● What you will do
Tell how many lines in the data below hold the string "Single"; give nothing but the number.

-------- Data in this exercise

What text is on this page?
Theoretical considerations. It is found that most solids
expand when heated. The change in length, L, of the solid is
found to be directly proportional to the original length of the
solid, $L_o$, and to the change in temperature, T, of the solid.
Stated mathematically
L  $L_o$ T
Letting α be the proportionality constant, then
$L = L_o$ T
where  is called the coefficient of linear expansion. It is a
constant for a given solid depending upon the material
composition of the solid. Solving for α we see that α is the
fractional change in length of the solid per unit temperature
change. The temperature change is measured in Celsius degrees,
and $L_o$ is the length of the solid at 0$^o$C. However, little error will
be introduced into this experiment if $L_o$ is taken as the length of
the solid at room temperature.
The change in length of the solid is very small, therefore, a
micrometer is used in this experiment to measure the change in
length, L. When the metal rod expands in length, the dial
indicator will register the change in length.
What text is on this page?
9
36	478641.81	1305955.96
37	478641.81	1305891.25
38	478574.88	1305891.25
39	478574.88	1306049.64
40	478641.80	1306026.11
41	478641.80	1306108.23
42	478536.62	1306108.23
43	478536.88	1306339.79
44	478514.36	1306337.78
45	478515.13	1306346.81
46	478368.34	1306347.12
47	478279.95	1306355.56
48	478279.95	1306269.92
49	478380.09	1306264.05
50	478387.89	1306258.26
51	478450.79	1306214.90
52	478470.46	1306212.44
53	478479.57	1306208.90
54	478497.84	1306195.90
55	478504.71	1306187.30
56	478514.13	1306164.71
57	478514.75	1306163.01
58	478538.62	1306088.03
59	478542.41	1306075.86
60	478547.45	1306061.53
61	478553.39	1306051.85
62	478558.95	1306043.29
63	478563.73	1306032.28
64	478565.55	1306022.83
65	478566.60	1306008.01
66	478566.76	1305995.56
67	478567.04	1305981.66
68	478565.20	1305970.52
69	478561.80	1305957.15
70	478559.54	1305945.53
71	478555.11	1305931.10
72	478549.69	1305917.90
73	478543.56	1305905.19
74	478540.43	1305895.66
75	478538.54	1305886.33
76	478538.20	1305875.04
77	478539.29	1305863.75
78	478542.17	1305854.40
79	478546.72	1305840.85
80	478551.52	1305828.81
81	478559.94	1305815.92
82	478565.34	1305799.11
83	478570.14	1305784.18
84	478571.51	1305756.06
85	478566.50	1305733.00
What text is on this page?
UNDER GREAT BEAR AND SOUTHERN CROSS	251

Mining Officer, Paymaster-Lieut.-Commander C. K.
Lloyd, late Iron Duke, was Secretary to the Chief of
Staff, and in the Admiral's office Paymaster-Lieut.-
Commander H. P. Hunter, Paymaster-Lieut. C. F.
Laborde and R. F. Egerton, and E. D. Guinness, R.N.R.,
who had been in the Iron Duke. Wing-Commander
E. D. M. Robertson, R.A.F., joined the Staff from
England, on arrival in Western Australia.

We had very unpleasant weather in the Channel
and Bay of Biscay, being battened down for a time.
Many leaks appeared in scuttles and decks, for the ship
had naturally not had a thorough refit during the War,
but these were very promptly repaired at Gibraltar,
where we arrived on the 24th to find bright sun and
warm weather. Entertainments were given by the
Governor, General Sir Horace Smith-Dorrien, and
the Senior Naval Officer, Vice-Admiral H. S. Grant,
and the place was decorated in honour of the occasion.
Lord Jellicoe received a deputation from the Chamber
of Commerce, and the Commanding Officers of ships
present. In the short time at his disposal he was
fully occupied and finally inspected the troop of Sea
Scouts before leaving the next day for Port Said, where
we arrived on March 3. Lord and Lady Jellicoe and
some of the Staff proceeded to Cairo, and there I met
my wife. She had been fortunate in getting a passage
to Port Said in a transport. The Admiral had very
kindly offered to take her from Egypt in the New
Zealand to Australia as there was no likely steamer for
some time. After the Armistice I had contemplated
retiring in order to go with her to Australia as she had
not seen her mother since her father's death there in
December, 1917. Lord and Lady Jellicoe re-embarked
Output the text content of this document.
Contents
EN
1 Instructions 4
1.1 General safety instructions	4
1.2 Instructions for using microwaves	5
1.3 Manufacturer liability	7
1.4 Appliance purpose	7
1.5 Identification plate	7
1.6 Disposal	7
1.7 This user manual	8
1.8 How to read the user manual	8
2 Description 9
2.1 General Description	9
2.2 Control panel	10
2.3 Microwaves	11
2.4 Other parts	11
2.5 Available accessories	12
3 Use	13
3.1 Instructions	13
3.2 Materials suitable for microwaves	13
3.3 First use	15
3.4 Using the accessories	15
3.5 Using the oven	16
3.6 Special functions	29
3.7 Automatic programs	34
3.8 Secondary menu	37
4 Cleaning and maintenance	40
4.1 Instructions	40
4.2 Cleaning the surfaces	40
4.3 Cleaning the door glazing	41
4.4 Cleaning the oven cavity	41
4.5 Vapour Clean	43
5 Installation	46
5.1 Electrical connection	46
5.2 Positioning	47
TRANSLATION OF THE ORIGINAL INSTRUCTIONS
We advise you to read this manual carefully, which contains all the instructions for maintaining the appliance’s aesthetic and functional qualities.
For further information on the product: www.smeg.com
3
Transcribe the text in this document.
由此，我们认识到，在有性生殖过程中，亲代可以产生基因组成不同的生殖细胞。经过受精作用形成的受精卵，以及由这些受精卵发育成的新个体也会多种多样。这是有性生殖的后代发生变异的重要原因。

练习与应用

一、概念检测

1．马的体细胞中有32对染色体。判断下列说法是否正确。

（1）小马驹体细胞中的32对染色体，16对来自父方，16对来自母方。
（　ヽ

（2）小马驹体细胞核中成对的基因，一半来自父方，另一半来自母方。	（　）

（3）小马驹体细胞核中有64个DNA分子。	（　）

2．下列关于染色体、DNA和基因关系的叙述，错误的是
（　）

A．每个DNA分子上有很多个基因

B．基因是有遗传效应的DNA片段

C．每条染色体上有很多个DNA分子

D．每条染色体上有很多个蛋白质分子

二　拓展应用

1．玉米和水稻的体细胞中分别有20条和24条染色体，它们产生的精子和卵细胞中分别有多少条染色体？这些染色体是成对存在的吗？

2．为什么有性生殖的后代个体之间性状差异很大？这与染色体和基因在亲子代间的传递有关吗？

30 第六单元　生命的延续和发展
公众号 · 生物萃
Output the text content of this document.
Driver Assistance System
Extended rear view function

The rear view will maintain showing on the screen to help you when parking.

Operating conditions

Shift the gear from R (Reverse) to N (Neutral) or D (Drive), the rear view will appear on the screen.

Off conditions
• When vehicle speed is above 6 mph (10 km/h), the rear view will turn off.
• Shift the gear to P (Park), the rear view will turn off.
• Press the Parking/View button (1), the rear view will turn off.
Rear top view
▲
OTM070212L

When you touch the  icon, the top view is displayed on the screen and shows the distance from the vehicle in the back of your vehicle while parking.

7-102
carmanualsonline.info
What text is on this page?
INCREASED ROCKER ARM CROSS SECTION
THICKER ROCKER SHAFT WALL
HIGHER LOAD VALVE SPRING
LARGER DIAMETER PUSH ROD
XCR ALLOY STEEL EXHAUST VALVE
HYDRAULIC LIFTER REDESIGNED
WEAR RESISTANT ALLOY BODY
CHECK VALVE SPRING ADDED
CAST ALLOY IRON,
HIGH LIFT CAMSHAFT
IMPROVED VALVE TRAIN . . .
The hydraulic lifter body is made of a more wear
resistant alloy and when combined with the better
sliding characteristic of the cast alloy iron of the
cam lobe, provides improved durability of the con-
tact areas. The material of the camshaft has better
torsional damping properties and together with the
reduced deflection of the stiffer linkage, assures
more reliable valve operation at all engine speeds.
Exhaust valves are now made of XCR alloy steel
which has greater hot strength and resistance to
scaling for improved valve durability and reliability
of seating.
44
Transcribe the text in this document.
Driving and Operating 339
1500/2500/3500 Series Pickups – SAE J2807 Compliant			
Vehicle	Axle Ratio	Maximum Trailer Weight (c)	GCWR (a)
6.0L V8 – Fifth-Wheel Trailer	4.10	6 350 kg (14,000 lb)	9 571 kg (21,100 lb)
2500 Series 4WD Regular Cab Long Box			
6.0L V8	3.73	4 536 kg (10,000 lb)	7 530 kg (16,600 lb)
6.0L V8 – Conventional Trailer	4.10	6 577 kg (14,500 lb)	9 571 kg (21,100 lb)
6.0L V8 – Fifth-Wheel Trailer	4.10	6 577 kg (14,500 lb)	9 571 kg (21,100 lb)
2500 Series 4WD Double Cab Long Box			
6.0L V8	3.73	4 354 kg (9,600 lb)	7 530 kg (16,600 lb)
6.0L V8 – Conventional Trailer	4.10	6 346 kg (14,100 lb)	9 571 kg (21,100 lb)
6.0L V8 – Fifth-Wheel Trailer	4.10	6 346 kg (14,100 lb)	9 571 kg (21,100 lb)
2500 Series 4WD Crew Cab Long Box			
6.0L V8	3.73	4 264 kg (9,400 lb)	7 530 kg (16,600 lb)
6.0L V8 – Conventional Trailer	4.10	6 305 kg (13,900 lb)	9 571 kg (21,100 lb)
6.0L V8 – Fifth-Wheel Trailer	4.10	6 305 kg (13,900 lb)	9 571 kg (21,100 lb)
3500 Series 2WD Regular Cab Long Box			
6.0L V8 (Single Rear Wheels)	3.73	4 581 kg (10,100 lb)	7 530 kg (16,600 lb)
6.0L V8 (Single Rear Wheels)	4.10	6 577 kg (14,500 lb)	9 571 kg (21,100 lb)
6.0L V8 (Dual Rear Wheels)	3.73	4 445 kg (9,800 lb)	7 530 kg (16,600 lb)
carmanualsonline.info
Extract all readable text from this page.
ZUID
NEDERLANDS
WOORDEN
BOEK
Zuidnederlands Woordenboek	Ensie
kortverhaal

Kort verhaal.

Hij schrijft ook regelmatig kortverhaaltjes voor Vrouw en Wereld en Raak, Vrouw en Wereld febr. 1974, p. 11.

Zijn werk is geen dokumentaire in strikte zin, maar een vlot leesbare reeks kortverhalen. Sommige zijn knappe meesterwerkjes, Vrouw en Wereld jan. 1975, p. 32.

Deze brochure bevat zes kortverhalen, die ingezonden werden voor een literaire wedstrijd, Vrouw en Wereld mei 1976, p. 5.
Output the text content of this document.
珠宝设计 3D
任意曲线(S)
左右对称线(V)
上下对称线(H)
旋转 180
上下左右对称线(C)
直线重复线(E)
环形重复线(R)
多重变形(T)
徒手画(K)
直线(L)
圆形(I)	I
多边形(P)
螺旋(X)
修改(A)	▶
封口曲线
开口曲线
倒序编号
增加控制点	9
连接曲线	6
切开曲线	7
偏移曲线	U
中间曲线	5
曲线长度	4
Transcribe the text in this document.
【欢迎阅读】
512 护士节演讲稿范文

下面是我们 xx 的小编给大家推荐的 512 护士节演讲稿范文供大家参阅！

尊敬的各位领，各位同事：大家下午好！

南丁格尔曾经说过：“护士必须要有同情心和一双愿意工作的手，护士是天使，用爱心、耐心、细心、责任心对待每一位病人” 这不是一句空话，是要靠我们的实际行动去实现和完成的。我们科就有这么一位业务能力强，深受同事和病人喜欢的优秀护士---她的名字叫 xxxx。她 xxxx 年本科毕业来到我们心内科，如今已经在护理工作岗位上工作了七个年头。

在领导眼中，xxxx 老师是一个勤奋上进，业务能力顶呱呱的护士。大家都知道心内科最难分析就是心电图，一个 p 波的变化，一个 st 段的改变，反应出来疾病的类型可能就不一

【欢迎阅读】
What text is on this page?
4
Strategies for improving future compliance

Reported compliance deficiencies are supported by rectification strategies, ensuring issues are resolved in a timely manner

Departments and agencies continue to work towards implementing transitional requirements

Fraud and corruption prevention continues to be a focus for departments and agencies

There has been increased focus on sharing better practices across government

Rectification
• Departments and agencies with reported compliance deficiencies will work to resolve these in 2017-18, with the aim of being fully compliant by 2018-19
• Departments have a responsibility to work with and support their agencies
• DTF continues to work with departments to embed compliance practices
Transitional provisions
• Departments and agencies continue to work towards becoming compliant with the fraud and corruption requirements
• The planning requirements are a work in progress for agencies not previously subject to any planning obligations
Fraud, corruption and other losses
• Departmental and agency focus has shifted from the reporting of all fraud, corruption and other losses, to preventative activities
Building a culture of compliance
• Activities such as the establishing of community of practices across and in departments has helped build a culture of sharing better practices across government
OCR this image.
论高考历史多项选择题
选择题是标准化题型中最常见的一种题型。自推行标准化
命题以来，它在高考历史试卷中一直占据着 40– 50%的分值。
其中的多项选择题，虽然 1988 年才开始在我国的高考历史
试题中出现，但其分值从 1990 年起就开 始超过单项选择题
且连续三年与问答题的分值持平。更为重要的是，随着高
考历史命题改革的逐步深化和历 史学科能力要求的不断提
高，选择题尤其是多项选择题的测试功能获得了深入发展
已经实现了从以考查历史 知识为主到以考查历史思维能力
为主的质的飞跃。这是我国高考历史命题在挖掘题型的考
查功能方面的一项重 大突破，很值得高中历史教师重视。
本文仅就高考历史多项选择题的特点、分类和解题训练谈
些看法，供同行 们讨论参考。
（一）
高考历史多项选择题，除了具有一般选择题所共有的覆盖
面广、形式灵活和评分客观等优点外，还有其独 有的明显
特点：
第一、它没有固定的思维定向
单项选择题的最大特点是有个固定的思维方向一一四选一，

----------------

● Final result
2